**Your objective:** Hunt for the word "name" across the entries below, copying each line that holds it.

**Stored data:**
============

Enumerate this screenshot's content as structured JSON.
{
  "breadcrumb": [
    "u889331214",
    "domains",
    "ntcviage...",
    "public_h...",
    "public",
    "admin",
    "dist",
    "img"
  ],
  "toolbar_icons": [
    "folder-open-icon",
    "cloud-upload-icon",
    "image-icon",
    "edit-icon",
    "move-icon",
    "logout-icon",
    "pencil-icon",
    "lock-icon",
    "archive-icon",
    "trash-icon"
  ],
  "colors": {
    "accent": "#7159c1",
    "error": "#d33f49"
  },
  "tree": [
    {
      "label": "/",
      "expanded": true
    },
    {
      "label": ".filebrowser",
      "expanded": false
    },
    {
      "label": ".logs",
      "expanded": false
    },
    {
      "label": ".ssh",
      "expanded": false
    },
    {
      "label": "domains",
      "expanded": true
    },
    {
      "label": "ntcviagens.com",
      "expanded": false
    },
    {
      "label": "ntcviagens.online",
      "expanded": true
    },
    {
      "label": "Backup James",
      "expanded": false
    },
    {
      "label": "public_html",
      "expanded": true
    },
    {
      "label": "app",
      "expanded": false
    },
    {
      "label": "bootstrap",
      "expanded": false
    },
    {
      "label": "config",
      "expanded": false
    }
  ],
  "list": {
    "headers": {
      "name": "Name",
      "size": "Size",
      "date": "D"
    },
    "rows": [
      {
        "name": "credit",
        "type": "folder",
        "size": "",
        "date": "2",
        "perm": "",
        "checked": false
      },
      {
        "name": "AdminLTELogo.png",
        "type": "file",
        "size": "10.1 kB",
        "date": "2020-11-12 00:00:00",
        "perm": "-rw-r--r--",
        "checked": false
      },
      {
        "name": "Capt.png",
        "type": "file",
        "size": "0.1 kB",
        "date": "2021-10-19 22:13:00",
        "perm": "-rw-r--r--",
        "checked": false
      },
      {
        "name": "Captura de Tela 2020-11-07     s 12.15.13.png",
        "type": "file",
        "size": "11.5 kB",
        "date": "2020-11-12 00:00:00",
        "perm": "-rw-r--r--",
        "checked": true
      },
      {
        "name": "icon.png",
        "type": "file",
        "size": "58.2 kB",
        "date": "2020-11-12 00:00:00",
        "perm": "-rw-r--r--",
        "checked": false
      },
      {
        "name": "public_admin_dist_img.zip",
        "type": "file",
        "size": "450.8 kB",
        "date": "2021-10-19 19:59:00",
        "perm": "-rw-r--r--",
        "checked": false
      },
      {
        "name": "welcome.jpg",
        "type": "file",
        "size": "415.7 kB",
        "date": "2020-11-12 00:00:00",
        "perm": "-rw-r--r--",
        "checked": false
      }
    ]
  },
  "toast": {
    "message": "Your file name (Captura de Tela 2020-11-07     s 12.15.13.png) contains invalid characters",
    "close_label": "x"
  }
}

============

**The solution:**
      "name": "Name",
        "name": "credit",
        "name": "AdminLTELogo.png",
        "name": "Capt.png",
        "name": "Captura de Tela 2020-11-07     s 12.15.13.png",
        "name": "icon.png",
        "name": "public_admin_dist_img.zip",
        "name": "welcome.jpg",
    "message": "Your file name (Captura de Tela 2020-11-07     s 12.15.13.png) contains invalid characters",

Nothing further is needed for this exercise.